╭──

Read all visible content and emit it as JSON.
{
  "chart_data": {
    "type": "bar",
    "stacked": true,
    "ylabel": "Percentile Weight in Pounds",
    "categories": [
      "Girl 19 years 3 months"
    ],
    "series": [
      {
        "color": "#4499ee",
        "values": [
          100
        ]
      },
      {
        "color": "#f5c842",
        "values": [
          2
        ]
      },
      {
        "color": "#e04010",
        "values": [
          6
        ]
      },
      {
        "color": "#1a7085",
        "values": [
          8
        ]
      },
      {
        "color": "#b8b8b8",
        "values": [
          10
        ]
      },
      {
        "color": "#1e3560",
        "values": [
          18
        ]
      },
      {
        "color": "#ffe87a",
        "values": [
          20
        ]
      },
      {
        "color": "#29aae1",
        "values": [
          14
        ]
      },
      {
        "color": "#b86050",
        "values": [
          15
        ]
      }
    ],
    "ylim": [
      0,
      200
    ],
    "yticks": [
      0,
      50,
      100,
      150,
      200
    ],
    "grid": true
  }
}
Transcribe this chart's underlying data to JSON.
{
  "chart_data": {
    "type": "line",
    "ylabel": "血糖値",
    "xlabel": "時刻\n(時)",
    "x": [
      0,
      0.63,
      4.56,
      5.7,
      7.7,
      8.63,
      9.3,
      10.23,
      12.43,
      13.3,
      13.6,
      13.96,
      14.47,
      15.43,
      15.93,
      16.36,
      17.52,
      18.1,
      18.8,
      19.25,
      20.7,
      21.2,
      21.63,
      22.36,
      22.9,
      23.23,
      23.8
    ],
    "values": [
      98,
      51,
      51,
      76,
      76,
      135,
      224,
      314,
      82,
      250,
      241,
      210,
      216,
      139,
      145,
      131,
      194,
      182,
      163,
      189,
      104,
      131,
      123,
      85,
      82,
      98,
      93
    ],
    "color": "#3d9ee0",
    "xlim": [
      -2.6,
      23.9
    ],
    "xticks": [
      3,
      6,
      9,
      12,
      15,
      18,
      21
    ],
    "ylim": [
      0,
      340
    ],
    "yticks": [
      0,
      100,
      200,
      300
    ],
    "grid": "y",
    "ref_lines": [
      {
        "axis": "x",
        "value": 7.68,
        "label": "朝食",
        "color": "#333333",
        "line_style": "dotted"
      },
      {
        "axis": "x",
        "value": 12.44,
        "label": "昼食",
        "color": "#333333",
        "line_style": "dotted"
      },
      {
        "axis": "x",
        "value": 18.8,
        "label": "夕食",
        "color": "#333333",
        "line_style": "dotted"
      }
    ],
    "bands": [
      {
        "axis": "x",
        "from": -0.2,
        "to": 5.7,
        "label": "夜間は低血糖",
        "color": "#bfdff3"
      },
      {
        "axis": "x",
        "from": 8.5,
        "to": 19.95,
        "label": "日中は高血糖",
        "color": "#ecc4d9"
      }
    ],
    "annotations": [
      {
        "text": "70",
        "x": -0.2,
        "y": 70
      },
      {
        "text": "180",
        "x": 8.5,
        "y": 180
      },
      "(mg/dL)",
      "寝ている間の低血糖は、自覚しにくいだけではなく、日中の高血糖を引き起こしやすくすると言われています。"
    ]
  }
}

╰──

Aim:
State how many lines of the listing include "ylabel", and nothing more.

Result of the task:
2